Data provided >>

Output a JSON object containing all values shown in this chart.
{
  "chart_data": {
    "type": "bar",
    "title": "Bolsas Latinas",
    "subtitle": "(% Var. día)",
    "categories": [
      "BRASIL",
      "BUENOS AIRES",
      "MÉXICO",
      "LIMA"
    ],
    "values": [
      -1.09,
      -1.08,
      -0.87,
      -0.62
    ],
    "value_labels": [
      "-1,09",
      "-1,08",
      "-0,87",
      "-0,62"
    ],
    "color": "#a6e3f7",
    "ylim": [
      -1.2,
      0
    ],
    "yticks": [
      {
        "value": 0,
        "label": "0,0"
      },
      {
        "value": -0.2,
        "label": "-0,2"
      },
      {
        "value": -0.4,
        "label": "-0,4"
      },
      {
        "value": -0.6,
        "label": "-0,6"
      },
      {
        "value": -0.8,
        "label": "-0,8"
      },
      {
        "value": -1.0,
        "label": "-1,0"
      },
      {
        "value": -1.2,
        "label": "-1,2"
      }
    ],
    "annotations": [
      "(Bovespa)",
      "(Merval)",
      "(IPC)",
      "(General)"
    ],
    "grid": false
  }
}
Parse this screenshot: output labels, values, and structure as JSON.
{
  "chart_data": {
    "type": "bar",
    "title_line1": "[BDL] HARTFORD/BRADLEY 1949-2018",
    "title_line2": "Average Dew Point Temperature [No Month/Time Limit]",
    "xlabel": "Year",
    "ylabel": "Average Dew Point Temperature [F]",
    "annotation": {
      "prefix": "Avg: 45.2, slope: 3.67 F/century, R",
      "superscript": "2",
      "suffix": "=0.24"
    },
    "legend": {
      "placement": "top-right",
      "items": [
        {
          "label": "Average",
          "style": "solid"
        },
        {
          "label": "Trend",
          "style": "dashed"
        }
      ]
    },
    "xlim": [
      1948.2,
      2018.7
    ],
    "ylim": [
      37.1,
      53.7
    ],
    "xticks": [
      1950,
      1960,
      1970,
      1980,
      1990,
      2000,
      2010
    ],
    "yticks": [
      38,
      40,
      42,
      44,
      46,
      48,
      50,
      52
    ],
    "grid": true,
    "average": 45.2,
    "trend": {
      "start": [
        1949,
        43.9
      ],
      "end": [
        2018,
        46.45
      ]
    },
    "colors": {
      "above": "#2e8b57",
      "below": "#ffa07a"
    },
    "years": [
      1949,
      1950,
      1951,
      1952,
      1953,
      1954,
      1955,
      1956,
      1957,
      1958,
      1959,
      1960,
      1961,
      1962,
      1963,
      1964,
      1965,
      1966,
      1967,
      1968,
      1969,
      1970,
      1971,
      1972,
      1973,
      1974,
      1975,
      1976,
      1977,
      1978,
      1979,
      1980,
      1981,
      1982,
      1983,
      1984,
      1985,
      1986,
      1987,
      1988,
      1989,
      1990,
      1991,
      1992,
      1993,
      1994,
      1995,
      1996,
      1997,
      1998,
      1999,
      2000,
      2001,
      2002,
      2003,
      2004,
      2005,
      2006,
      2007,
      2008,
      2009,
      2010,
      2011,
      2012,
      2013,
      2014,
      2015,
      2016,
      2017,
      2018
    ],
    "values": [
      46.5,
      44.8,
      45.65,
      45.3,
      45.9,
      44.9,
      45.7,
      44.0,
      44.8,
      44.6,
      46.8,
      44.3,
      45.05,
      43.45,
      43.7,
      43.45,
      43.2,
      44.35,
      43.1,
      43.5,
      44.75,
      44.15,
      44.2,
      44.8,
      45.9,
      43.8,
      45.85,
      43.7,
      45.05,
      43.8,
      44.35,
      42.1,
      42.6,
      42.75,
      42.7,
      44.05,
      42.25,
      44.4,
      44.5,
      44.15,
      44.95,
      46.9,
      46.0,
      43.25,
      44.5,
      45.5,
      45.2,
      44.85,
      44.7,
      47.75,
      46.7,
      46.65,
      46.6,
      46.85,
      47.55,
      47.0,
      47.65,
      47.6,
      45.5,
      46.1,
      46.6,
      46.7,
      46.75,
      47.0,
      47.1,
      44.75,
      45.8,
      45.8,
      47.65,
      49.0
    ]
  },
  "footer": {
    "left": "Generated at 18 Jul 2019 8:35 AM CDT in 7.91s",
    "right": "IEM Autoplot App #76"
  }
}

Aim of the exercise >> State how many lines above include the word "Temperature", and nothing more.

Result >> 2